Data excerpts:
= = =
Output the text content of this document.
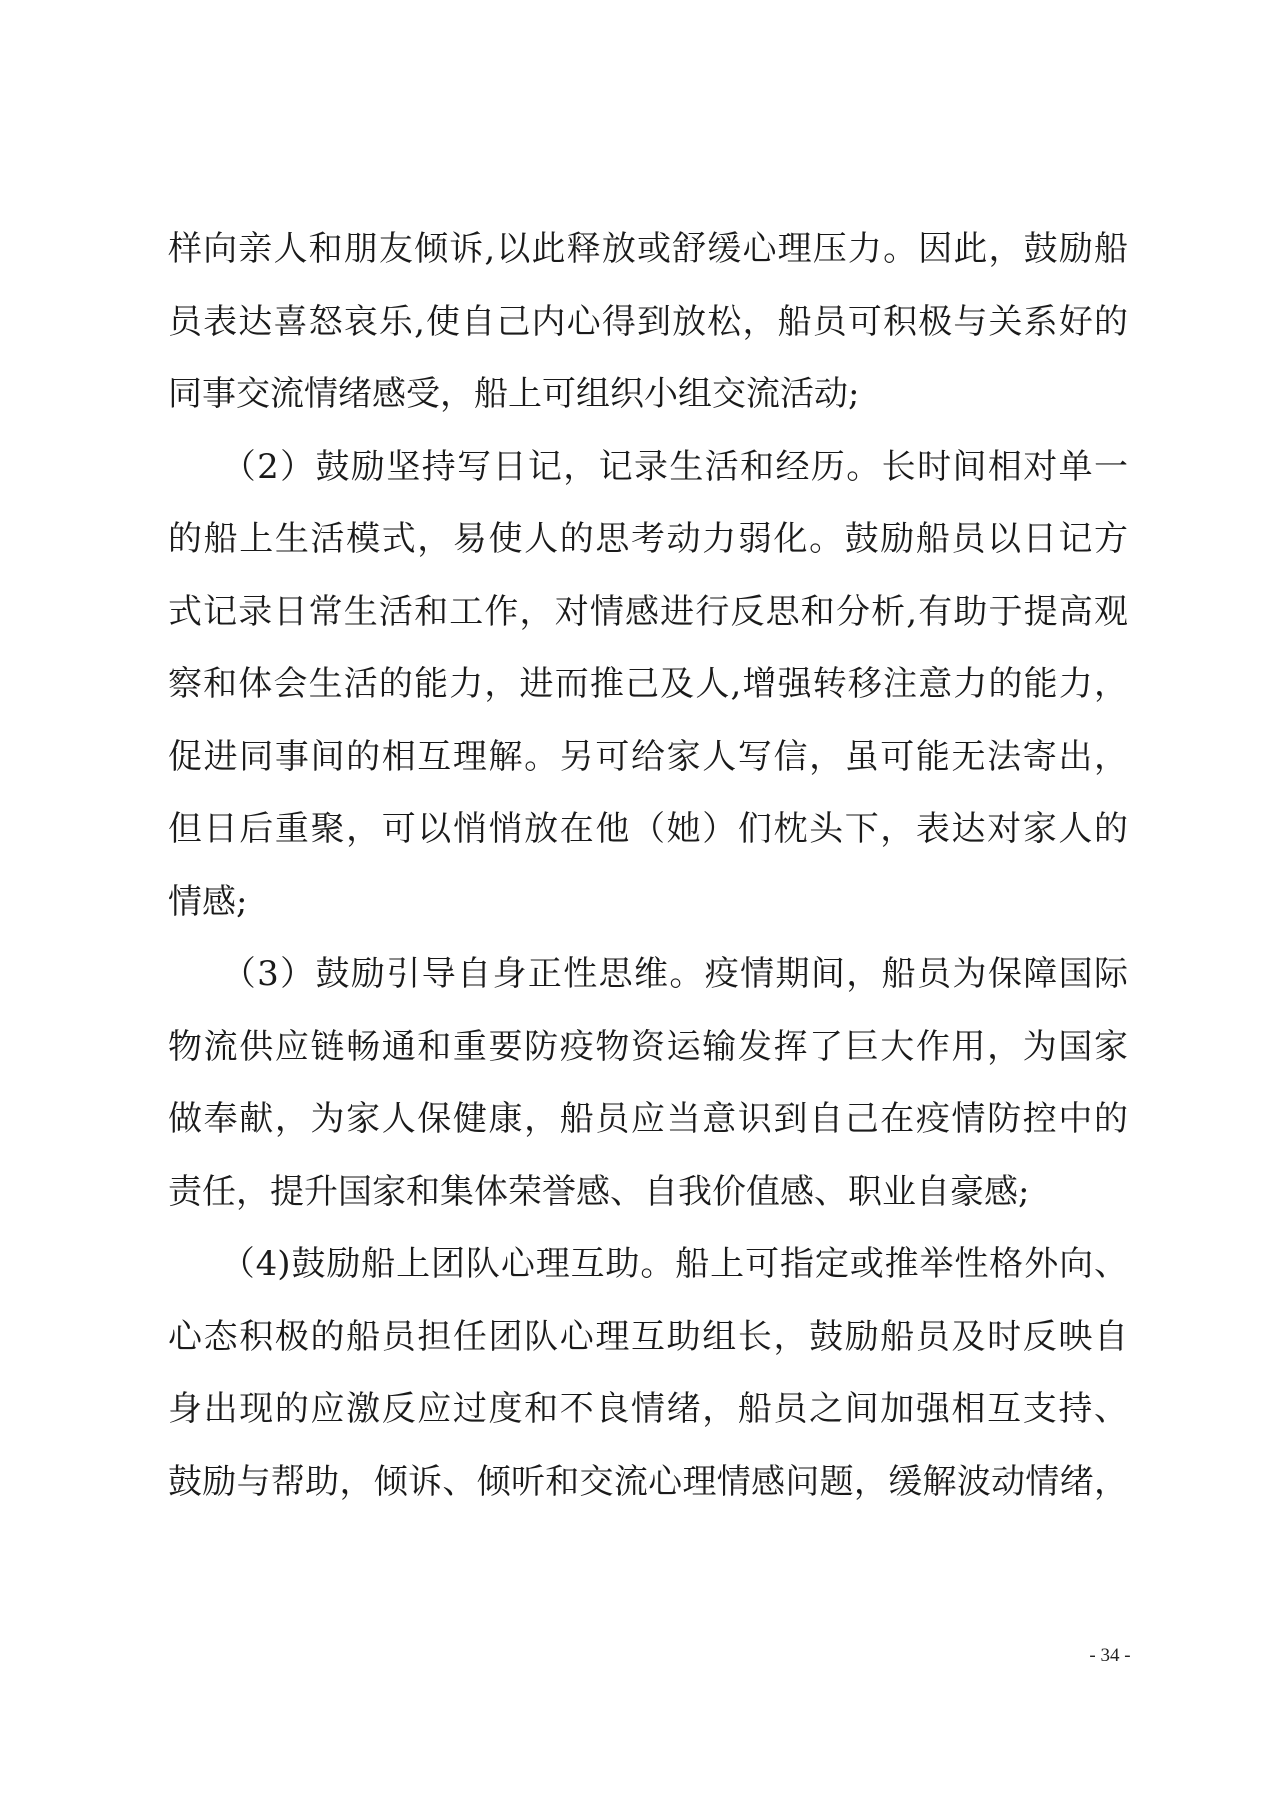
样向亲人和朋友倾诉,以此释放或舒缓心理压力。因此，鼓励船
员表达喜怒哀乐,使自己内心得到放松，船员可积极与关系好的
同事交流情绪感受，船上可组织小组交流活动;
　　（2）鼓励坚持写日记，记录生活和经历。长时间相对单一
的船上生活模式，易使人的思考动力弱化。鼓励船员以日记方
式记录日常生活和工作，对情感进行反思和分析,有助于提高观
察和体会生活的能力，进而推己及人,增强转移注意力的能力，
促进同事间的相互理解。另可给家人写信，虽可能无法寄出，
但日后重聚，可以悄悄放在他（她）们枕头下，表达对家人的
情感;
　　（3）鼓励引导自身正性思维。疫情期间，船员为保障国际
物流供应链畅通和重要防疫物资运输发挥了巨大作用，为国家
做奉献，为家人保健康，船员应当意识到自己在疫情防控中的
责任，提升国家和集体荣誉感、自我价值感、职业自豪感;
　　（4)鼓励船上团队心理互助。船上可指定或推举性格外向、
心态积极的船员担任团队心理互助组长，鼓励船员及时反映自
身出现的应激反应过度和不良情绪，船员之间加强相互支持、
鼓励与帮助，倾诉、倾听和交流心理情感问题，缓解波动情绪，
- 34 -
= = =
Prompt:
Repeat the listing in full and exactly. Leave any pictures out.

Task solution:
Output the text content of this document.
样向亲人和朋友倾诉,以此释放或舒缓心理压力。因此，鼓励船
员表达喜怒哀乐,使自己内心得到放松，船员可积极与关系好的
同事交流情绪感受，船上可组织小组交流活动;
　　（2）鼓励坚持写日记，记录生活和经历。长时间相对单一
的船上生活模式，易使人的思考动力弱化。鼓励船员以日记方
式记录日常生活和工作，对情感进行反思和分析,有助于提高观
察和体会生活的能力，进而推己及人,增强转移注意力的能力，
促进同事间的相互理解。另可给家人写信，虽可能无法寄出，
但日后重聚，可以悄悄放在他（她）们枕头下，表达对家人的
情感;
　　（3）鼓励引导自身正性思维。疫情期间，船员为保障国际
物流供应链畅通和重要防疫物资运输发挥了巨大作用，为国家
做奉献，为家人保健康，船员应当意识到自己在疫情防控中的
责任，提升国家和集体荣誉感、自我价值感、职业自豪感;
　　（4)鼓励船上团队心理互助。船上可指定或推举性格外向、
心态积极的船员担任团队心理互助组长，鼓励船员及时反映自
身出现的应激反应过度和不良情绪，船员之间加强相互支持、
鼓励与帮助，倾诉、倾听和交流心理情感问题，缓解波动情绪，
- 34 -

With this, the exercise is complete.